## start Given information
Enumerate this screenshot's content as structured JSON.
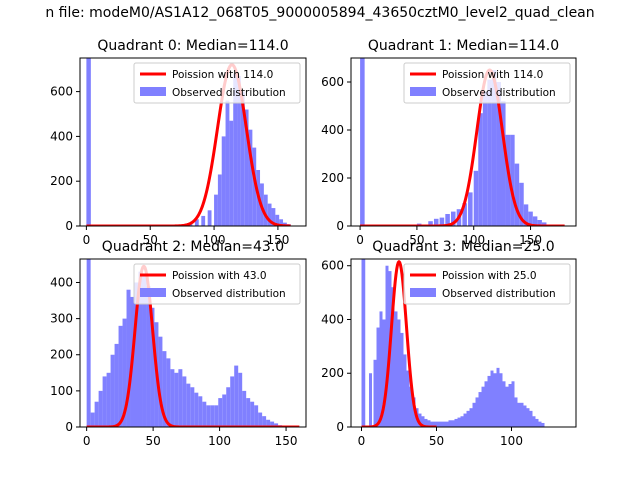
{
  "figure": {
    "suptitle": "n file: modeM0/AS1A12_068T05_9000005894_43650cztM0_level2_quad_clean"
  },
  "chart_data": [
    {
      "type": "histogram+line",
      "title": "Quadrant 0: Median=114.0",
      "xlim": [
        -5,
        172
      ],
      "ylim": [
        0,
        750
      ],
      "xticks": [
        0,
        50,
        100,
        150
      ],
      "yticks": [
        0,
        200,
        400,
        600
      ],
      "grid": false,
      "legend_position": "upper-right",
      "colors": {
        "fit": "#ff0000",
        "hist": "#8080ff"
      },
      "fit": {
        "name": "Poission with 114.0",
        "peak": 720,
        "mu": 114,
        "sigma": 11.3,
        "x_from": 0,
        "x_to": 160
      },
      "hist": {
        "name": "Observed distribution",
        "outlier_bar": {
          "x0": 0,
          "x1": 3.5,
          "value": 750
        },
        "bins": [
          [
            65,
            3
          ],
          [
            70,
            5
          ],
          [
            75,
            8
          ],
          [
            80,
            15
          ],
          [
            85,
            30
          ],
          [
            90,
            45
          ],
          [
            95,
            70
          ],
          [
            100,
            140
          ],
          [
            103,
            230
          ],
          [
            106,
            400
          ],
          [
            109,
            560
          ],
          [
            112,
            470
          ],
          [
            115,
            680
          ],
          [
            118,
            670
          ],
          [
            121,
            600
          ],
          [
            124,
            520
          ],
          [
            127,
            430
          ],
          [
            130,
            350
          ],
          [
            133,
            250
          ],
          [
            136,
            190
          ],
          [
            139,
            140
          ],
          [
            142,
            100
          ],
          [
            145,
            80
          ],
          [
            148,
            50
          ],
          [
            151,
            30
          ],
          [
            154,
            15
          ],
          [
            157,
            8
          ]
        ],
        "bin_width": 3
      }
    },
    {
      "type": "histogram+line",
      "title": "Quadrant 1: Median=114.0",
      "xlim": [
        -8,
        190
      ],
      "ylim": [
        0,
        700
      ],
      "xticks": [
        0,
        50,
        100,
        150
      ],
      "yticks": [
        0,
        200,
        400,
        600
      ],
      "grid": false,
      "legend_position": "upper-right",
      "colors": {
        "fit": "#ff0000",
        "hist": "#8080ff"
      },
      "fit": {
        "name": "Poission with 114.0",
        "peak": 650,
        "mu": 114,
        "sigma": 11.3,
        "x_from": 0,
        "x_to": 180
      },
      "hist": {
        "name": "Observed distribution",
        "outlier_bar": {
          "x0": 0,
          "x1": 4,
          "value": 700
        },
        "bins": [
          [
            40,
            5
          ],
          [
            50,
            10
          ],
          [
            60,
            20
          ],
          [
            65,
            30
          ],
          [
            70,
            35
          ],
          [
            75,
            50
          ],
          [
            80,
            60
          ],
          [
            85,
            70
          ],
          [
            90,
            95
          ],
          [
            95,
            140
          ],
          [
            100,
            230
          ],
          [
            104,
            470
          ],
          [
            108,
            560
          ],
          [
            112,
            610
          ],
          [
            116,
            650
          ],
          [
            120,
            600
          ],
          [
            124,
            520
          ],
          [
            128,
            380
          ],
          [
            132,
            380
          ],
          [
            136,
            260
          ],
          [
            140,
            180
          ],
          [
            144,
            90
          ],
          [
            148,
            60
          ],
          [
            152,
            40
          ],
          [
            156,
            25
          ],
          [
            160,
            15
          ],
          [
            165,
            5
          ]
        ],
        "bin_width": 4
      }
    },
    {
      "type": "histogram+line",
      "title": "Quadrant 2: Median=43.0",
      "xlim": [
        -5,
        165
      ],
      "ylim": [
        0,
        465
      ],
      "xticks": [
        0,
        50,
        100,
        150
      ],
      "yticks": [
        0,
        100,
        200,
        300,
        400
      ],
      "grid": false,
      "legend_position": "upper-right",
      "colors": {
        "fit": "#ff0000",
        "hist": "#8080ff"
      },
      "fit": {
        "name": "Poission with 43.0",
        "peak": 445,
        "mu": 43,
        "sigma": 6.6,
        "x_from": 0,
        "x_to": 160
      },
      "hist": {
        "name": "Observed distribution",
        "outlier_bar": {
          "x0": 0,
          "x1": 3,
          "value": 465
        },
        "bins": [
          [
            3,
            40
          ],
          [
            6,
            70
          ],
          [
            9,
            100
          ],
          [
            12,
            140
          ],
          [
            15,
            150
          ],
          [
            18,
            200
          ],
          [
            21,
            230
          ],
          [
            24,
            280
          ],
          [
            27,
            300
          ],
          [
            30,
            380
          ],
          [
            33,
            360
          ],
          [
            36,
            400
          ],
          [
            39,
            430
          ],
          [
            42,
            420
          ],
          [
            45,
            390
          ],
          [
            48,
            330
          ],
          [
            51,
            290
          ],
          [
            54,
            250
          ],
          [
            57,
            210
          ],
          [
            60,
            190
          ],
          [
            63,
            160
          ],
          [
            66,
            150
          ],
          [
            69,
            160
          ],
          [
            72,
            140
          ],
          [
            75,
            120
          ],
          [
            78,
            110
          ],
          [
            81,
            95
          ],
          [
            84,
            85
          ],
          [
            87,
            70
          ],
          [
            90,
            60
          ],
          [
            93,
            60
          ],
          [
            96,
            60
          ],
          [
            99,
            80
          ],
          [
            102,
            90
          ],
          [
            105,
            110
          ],
          [
            108,
            140
          ],
          [
            111,
            170
          ],
          [
            114,
            150
          ],
          [
            117,
            100
          ],
          [
            120,
            80
          ],
          [
            123,
            70
          ],
          [
            126,
            60
          ],
          [
            129,
            40
          ],
          [
            132,
            30
          ],
          [
            135,
            20
          ],
          [
            138,
            15
          ],
          [
            141,
            10
          ],
          [
            144,
            5
          ]
        ],
        "bin_width": 3
      }
    },
    {
      "type": "histogram+line",
      "title": "Quadrant 3: Median=25.0",
      "xlim": [
        -7,
        143
      ],
      "ylim": [
        0,
        625
      ],
      "xticks": [
        0,
        50,
        100
      ],
      "yticks": [
        0,
        200,
        400,
        600
      ],
      "grid": false,
      "legend_position": "upper-right",
      "colors": {
        "fit": "#ff0000",
        "hist": "#8080ff"
      },
      "fit": {
        "name": "Poission with 25.0",
        "peak": 615,
        "mu": 25,
        "sigma": 5.0,
        "x_from": 0,
        "x_to": 50
      },
      "hist": {
        "name": "Observed distribution",
        "outlier_bar": {
          "x0": 0,
          "x1": 2.5,
          "value": 625
        },
        "bins": [
          [
            5,
            200
          ],
          [
            8,
            250
          ],
          [
            10,
            370
          ],
          [
            12,
            430
          ],
          [
            14,
            400
          ],
          [
            16,
            600
          ],
          [
            18,
            580
          ],
          [
            20,
            520
          ],
          [
            22,
            430
          ],
          [
            24,
            400
          ],
          [
            26,
            350
          ],
          [
            28,
            270
          ],
          [
            30,
            210
          ],
          [
            32,
            150
          ],
          [
            34,
            110
          ],
          [
            36,
            70
          ],
          [
            38,
            50
          ],
          [
            40,
            40
          ],
          [
            42,
            30
          ],
          [
            44,
            25
          ],
          [
            46,
            20
          ],
          [
            48,
            20
          ],
          [
            50,
            20
          ],
          [
            52,
            20
          ],
          [
            54,
            20
          ],
          [
            56,
            20
          ],
          [
            58,
            25
          ],
          [
            60,
            25
          ],
          [
            62,
            30
          ],
          [
            64,
            35
          ],
          [
            66,
            40
          ],
          [
            68,
            50
          ],
          [
            70,
            60
          ],
          [
            72,
            70
          ],
          [
            74,
            90
          ],
          [
            76,
            110
          ],
          [
            78,
            130
          ],
          [
            80,
            150
          ],
          [
            82,
            170
          ],
          [
            84,
            190
          ],
          [
            86,
            210
          ],
          [
            88,
            200
          ],
          [
            90,
            220
          ],
          [
            92,
            200
          ],
          [
            94,
            170
          ],
          [
            96,
            150
          ],
          [
            98,
            160
          ],
          [
            100,
            170
          ],
          [
            102,
            110
          ],
          [
            104,
            90
          ],
          [
            106,
            90
          ],
          [
            108,
            80
          ],
          [
            110,
            70
          ],
          [
            112,
            60
          ],
          [
            114,
            40
          ],
          [
            116,
            30
          ],
          [
            118,
            20
          ],
          [
            120,
            15
          ]
        ],
        "bin_width": 2
      }
    }
  ],
  "layout_note": null
}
## end Given information
= What is required =
Find every line in the records above that contains the word "Median", and copy each one.

= Written response =
      "title": "Quadrant 0: Median=114.0",
      "title": "Quadrant 1: Median=114.0",
      "title": "Quadrant 2: Median=43.0",
      "title": "Quadrant 3: Median=25.0",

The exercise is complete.